[Stored dataset items]
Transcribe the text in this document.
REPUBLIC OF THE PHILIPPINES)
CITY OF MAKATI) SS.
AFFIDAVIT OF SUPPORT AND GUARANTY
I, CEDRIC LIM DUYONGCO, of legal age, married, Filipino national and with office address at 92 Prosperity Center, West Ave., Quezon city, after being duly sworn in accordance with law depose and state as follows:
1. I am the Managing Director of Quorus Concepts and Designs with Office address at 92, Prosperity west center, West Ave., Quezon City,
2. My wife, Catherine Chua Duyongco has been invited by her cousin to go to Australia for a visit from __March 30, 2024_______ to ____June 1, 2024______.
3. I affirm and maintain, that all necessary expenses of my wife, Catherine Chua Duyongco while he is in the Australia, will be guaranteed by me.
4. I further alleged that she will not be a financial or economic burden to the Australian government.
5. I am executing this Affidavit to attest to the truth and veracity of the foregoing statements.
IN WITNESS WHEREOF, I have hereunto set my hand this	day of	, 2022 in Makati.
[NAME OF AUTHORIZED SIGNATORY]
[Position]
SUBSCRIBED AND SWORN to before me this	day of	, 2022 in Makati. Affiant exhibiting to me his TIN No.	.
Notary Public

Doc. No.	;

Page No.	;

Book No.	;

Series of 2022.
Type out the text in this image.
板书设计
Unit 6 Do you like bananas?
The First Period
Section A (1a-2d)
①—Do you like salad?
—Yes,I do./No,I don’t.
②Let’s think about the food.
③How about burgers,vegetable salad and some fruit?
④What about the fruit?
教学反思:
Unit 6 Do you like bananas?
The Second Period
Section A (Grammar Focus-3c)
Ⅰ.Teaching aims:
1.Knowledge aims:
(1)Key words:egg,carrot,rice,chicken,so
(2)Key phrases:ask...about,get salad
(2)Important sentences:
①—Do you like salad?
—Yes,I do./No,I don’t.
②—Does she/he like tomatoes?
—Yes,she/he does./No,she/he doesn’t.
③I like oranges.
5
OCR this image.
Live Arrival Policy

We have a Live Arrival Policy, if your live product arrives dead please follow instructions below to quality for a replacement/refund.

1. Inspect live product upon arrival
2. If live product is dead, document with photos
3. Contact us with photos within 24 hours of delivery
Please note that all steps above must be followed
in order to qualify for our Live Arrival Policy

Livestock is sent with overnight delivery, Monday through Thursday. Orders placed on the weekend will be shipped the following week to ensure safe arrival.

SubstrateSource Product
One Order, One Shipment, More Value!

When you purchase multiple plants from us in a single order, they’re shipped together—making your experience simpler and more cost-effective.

TASK PROMPT:
Repeat each of the entries above precisely as given.

TASK ANSWER:
Transcribe the text in this document.
REPUBLIC OF THE PHILIPPINES)
CITY OF MAKATI) SS.
AFFIDAVIT OF SUPPORT AND GUARANTY
I, CEDRIC LIM DUYONGCO, of legal age, married, Filipino national and with office address at 92 Prosperity Center, West Ave., Quezon city, after being duly sworn in accordance with law depose and state as follows:
1. I am the Managing Director of Quorus Concepts and Designs with Office address at 92, Prosperity west center, West Ave., Quezon City,
2. My wife, Catherine Chua Duyongco has been invited by her cousin to go to Australia for a visit from __March 30, 2024_______ to ____June 1, 2024______.
3. I affirm and maintain, that all necessary expenses of my wife, Catherine Chua Duyongco while he is in the Australia, will be guaranteed by me.
4. I further alleged that she will not be a financial or economic burden to the Australian government.
5. I am executing this Affidavit to attest to the truth and veracity of the foregoing statements.
IN WITNESS WHEREOF, I have hereunto set my hand this	day of	, 2022 in Makati.
[NAME OF AUTHORIZED SIGNATORY]
[Position]
SUBSCRIBED AND SWORN to before me this	day of	, 2022 in Makati. Affiant exhibiting to me his TIN No.	.
Notary Public

Doc. No.	;

Page No.	;

Book No.	;

Series of 2022.
Type out the text in this image.
板书设计
Unit 6 Do you like bananas?
The First Period
Section A (1a-2d)
①—Do you like salad?
—Yes,I do./No,I don’t.
②Let’s think about the food.
③How about burgers,vegetable salad and some fruit?
④What about the fruit?
教学反思:
Unit 6 Do you like bananas?
The Second Period
Section A (Grammar Focus-3c)
Ⅰ.Teaching aims:
1.Knowledge aims:
(1)Key words:egg,carrot,rice,chicken,so
(2)Key phrases:ask...about,get salad
(2)Important sentences:
①—Do you like salad?
—Yes,I do./No,I don’t.
②—Does she/he like tomatoes?
—Yes,she/he does./No,she/he doesn’t.
③I like oranges.
5
OCR this image.
Live Arrival Policy

We have a Live Arrival Policy, if your live product arrives dead please follow instructions below to quality for a replacement/refund.

1. Inspect live product upon arrival
2. If live product is dead, document with photos
3. Contact us with photos within 24 hours of delivery
Please note that all steps above must be followed
in order to qualify for our Live Arrival Policy

Livestock is sent with overnight delivery, Monday through Thursday. Orders placed on the weekend will be shipped the following week to ensure safe arrival.

SubstrateSource Product
One Order, One Shipment, More Value!

When you purchase multiple plants from us in a single order, they’re shipped together—making your experience simpler and more cost-effective.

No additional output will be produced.